▶ _TASK TO CARRY OUT_:
Repeat, line for line, the entries printed below.

▶ _INPUT_:

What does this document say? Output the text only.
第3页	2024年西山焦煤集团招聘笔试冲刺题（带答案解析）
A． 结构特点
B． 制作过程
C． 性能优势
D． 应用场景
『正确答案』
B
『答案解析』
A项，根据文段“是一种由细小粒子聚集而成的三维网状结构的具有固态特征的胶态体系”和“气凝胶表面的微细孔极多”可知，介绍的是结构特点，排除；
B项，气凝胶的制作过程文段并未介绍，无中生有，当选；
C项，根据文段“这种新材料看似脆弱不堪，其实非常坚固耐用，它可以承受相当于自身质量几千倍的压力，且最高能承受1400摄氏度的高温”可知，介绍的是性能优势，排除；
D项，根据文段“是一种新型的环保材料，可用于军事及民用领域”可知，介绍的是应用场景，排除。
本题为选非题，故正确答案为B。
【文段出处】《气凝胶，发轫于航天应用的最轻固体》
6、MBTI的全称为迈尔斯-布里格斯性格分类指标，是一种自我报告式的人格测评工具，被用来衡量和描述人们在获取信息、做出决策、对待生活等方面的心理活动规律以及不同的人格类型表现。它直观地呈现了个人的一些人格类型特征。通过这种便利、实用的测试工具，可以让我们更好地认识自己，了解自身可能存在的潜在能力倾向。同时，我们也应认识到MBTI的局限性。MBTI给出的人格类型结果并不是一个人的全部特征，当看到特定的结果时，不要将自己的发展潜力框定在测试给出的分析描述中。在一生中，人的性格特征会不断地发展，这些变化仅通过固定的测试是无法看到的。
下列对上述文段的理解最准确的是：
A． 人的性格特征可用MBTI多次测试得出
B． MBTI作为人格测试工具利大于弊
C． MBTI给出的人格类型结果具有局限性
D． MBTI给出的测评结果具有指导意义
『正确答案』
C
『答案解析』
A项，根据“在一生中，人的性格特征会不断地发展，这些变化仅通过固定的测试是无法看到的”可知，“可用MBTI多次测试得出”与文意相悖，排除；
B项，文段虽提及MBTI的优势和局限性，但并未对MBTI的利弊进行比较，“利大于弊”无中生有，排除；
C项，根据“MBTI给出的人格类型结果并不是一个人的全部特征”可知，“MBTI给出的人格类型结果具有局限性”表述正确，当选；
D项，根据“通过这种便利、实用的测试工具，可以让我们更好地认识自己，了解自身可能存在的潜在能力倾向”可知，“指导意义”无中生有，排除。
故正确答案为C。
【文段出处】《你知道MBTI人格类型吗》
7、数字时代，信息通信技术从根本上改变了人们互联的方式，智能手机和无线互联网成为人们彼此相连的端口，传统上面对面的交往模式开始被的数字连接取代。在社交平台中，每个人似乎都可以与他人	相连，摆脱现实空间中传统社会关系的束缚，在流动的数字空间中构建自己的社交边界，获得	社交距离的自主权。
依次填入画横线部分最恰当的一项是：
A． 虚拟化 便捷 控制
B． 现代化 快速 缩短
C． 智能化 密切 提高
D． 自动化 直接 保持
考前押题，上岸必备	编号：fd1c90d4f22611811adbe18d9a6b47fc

▶ _SOLUTION TO THIS PROBLEM_:
What does this document say? Output the text only.
第3页	2024年西山焦煤集团招聘笔试冲刺题（带答案解析）
A． 结构特点
B． 制作过程
C． 性能优势
D． 应用场景
『正确答案』
B
『答案解析』
A项，根据文段“是一种由细小粒子聚集而成的三维网状结构的具有固态特征的胶态体系”和“气凝胶表面的微细孔极多”可知，介绍的是结构特点，排除；
B项，气凝胶的制作过程文段并未介绍，无中生有，当选；
C项，根据文段“这种新材料看似脆弱不堪，其实非常坚固耐用，它可以承受相当于自身质量几千倍的压力，且最高能承受1400摄氏度的高温”可知，介绍的是性能优势，排除；
D项，根据文段“是一种新型的环保材料，可用于军事及民用领域”可知，介绍的是应用场景，排除。
本题为选非题，故正确答案为B。
【文段出处】《气凝胶，发轫于航天应用的最轻固体》
6、MBTI的全称为迈尔斯-布里格斯性格分类指标，是一种自我报告式的人格测评工具，被用来衡量和描述人们在获取信息、做出决策、对待生活等方面的心理活动规律以及不同的人格类型表现。它直观地呈现了个人的一些人格类型特征。通过这种便利、实用的测试工具，可以让我们更好地认识自己，了解自身可能存在的潜在能力倾向。同时，我们也应认识到MBTI的局限性。MBTI给出的人格类型结果并不是一个人的全部特征，当看到特定的结果时，不要将自己的发展潜力框定在测试给出的分析描述中。在一生中，人的性格特征会不断地发展，这些变化仅通过固定的测试是无法看到的。
下列对上述文段的理解最准确的是：
A． 人的性格特征可用MBTI多次测试得出
B． MBTI作为人格测试工具利大于弊
C． MBTI给出的人格类型结果具有局限性
D． MBTI给出的测评结果具有指导意义
『正确答案』
C
『答案解析』
A项，根据“在一生中，人的性格特征会不断地发展，这些变化仅通过固定的测试是无法看到的”可知，“可用MBTI多次测试得出”与文意相悖，排除；
B项，文段虽提及MBTI的优势和局限性，但并未对MBTI的利弊进行比较，“利大于弊”无中生有，排除；
C项，根据“MBTI给出的人格类型结果并不是一个人的全部特征”可知，“MBTI给出的人格类型结果具有局限性”表述正确，当选；
D项，根据“通过这种便利、实用的测试工具，可以让我们更好地认识自己，了解自身可能存在的潜在能力倾向”可知，“指导意义”无中生有，排除。
故正确答案为C。
【文段出处】《你知道MBTI人格类型吗》
7、数字时代，信息通信技术从根本上改变了人们互联的方式，智能手机和无线互联网成为人们彼此相连的端口，传统上面对面的交往模式开始被的数字连接取代。在社交平台中，每个人似乎都可以与他人	相连，摆脱现实空间中传统社会关系的束缚，在流动的数字空间中构建自己的社交边界，获得	社交距离的自主权。
依次填入画横线部分最恰当的一项是：
A． 虚拟化 便捷 控制
B． 现代化 快速 缩短
C． 智能化 密切 提高
D． 自动化 直接 保持
考前押题，上岸必备	编号：fd1c90d4f22611811adbe18d9a6b47fc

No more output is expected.